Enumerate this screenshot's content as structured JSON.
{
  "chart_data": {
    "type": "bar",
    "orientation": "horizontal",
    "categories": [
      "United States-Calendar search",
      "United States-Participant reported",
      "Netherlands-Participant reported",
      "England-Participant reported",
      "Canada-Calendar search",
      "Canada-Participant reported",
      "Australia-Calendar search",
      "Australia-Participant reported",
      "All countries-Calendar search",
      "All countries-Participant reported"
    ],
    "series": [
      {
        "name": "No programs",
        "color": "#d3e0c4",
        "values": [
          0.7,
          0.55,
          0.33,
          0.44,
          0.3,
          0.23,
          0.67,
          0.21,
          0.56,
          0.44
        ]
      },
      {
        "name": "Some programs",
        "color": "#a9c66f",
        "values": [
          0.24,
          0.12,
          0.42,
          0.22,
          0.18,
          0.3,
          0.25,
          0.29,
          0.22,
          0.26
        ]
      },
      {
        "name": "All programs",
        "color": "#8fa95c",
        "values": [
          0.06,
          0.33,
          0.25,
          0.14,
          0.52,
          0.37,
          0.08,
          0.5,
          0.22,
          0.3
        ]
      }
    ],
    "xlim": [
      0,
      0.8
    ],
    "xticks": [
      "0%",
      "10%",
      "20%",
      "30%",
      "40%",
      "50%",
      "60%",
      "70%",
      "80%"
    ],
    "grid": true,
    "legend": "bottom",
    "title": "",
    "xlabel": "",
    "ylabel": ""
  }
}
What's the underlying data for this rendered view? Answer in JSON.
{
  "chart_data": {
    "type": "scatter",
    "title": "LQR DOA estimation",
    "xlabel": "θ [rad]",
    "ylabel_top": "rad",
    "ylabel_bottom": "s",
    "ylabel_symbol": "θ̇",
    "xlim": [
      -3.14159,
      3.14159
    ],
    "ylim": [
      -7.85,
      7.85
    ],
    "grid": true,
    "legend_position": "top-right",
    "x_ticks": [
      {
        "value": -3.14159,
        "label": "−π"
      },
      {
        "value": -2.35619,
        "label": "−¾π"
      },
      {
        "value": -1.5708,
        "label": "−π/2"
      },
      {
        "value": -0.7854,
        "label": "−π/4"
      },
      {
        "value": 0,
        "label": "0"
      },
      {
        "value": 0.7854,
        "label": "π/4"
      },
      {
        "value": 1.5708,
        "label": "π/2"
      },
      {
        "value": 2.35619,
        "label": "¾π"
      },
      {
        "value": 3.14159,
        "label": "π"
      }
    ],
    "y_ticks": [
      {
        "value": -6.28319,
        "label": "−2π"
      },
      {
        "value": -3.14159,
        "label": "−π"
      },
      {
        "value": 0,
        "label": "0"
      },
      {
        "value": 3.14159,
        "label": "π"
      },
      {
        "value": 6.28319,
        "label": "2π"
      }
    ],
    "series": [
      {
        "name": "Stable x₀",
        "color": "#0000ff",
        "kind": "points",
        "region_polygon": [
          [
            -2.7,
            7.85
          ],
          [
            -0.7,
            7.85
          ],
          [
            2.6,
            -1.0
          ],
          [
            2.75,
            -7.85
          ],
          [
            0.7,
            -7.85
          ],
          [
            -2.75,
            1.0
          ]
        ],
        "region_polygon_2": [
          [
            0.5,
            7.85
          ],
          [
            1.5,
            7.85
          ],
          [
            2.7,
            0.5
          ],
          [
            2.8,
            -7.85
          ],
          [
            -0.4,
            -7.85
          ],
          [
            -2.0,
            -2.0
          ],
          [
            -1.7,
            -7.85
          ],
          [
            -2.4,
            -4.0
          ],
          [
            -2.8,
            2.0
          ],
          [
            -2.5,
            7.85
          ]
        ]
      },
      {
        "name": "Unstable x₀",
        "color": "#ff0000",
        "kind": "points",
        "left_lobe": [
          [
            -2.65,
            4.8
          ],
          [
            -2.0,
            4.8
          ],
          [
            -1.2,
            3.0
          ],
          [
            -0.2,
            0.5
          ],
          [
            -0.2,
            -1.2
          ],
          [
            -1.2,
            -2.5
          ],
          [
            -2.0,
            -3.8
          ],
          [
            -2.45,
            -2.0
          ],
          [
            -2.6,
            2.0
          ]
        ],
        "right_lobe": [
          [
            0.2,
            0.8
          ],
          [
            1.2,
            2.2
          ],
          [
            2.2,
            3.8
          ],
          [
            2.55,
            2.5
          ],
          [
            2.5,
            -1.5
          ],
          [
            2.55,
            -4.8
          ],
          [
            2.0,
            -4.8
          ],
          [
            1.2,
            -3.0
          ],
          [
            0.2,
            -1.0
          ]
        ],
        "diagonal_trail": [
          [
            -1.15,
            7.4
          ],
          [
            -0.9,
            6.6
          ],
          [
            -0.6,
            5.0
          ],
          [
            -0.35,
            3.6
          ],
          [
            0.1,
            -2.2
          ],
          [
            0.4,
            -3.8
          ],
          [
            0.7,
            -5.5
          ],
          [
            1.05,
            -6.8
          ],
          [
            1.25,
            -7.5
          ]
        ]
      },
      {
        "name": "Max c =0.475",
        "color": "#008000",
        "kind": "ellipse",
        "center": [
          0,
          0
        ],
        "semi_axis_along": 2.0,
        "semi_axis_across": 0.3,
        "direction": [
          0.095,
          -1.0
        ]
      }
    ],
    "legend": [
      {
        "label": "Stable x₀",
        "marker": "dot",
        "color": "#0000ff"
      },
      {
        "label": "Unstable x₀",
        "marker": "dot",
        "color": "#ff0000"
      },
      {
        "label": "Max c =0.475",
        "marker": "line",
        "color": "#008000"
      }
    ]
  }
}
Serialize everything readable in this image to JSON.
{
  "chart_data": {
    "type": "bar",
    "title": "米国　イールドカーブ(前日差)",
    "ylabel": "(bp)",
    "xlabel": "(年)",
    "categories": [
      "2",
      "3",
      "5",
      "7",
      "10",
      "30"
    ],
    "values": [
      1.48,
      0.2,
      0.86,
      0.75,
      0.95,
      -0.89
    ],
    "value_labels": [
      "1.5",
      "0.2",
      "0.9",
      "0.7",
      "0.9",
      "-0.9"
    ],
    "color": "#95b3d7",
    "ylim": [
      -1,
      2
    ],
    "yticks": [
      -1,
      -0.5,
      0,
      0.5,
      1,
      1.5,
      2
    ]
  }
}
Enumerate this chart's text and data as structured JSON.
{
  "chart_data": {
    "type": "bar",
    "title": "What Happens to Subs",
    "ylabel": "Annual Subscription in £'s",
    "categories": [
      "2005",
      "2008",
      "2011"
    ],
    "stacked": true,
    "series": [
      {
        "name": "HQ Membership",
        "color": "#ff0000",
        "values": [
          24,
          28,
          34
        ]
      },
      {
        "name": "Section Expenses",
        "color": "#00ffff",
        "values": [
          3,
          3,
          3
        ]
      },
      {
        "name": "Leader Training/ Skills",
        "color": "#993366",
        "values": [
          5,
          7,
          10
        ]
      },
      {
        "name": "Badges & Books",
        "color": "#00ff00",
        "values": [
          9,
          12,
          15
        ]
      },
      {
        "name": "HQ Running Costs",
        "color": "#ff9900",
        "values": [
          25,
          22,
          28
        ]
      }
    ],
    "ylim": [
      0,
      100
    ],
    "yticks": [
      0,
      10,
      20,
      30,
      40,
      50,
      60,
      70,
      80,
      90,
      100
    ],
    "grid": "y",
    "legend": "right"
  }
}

## [Set exercise]
Beginning at the line that holds "Enumerate this chart's", reproduce each line of the records above down to and including the last one.

## [Reply to the exercise]
Enumerate this chart's text and data as structured JSON.
{
  "chart_data": {
    "type": "bar",
    "title": "What Happens to Subs",
    "ylabel": "Annual Subscription in £'s",
    "categories": [
      "2005",
      "2008",
      "2011"
    ],
    "stacked": true,
    "series": [
      {
        "name": "HQ Membership",
        "color": "#ff0000",
        "values": [
          24,
          28,
          34
        ]
      },
      {
        "name": "Section Expenses",
        "color": "#00ffff",
        "values": [
          3,
          3,
          3
        ]
      },
      {
        "name": "Leader Training/ Skills",
        "color": "#993366",
        "values": [
          5,
          7,
          10
        ]
      },
      {
        "name": "Badges & Books",
        "color": "#00ff00",
        "values": [
          9,
          12,
          15
        ]
      },
      {
        "name": "HQ Running Costs",
        "color": "#ff9900",
        "values": [
          25,
          22,
          28
        ]
      }
    ],
    "ylim": [
      0,
      100
    ],
    "yticks": [
      0,
      10,
      20,
      30,
      40,
      50,
      60,
      70,
      80,
      90,
      100
    ],
    "grid": "y",
    "legend": "right"
  }
}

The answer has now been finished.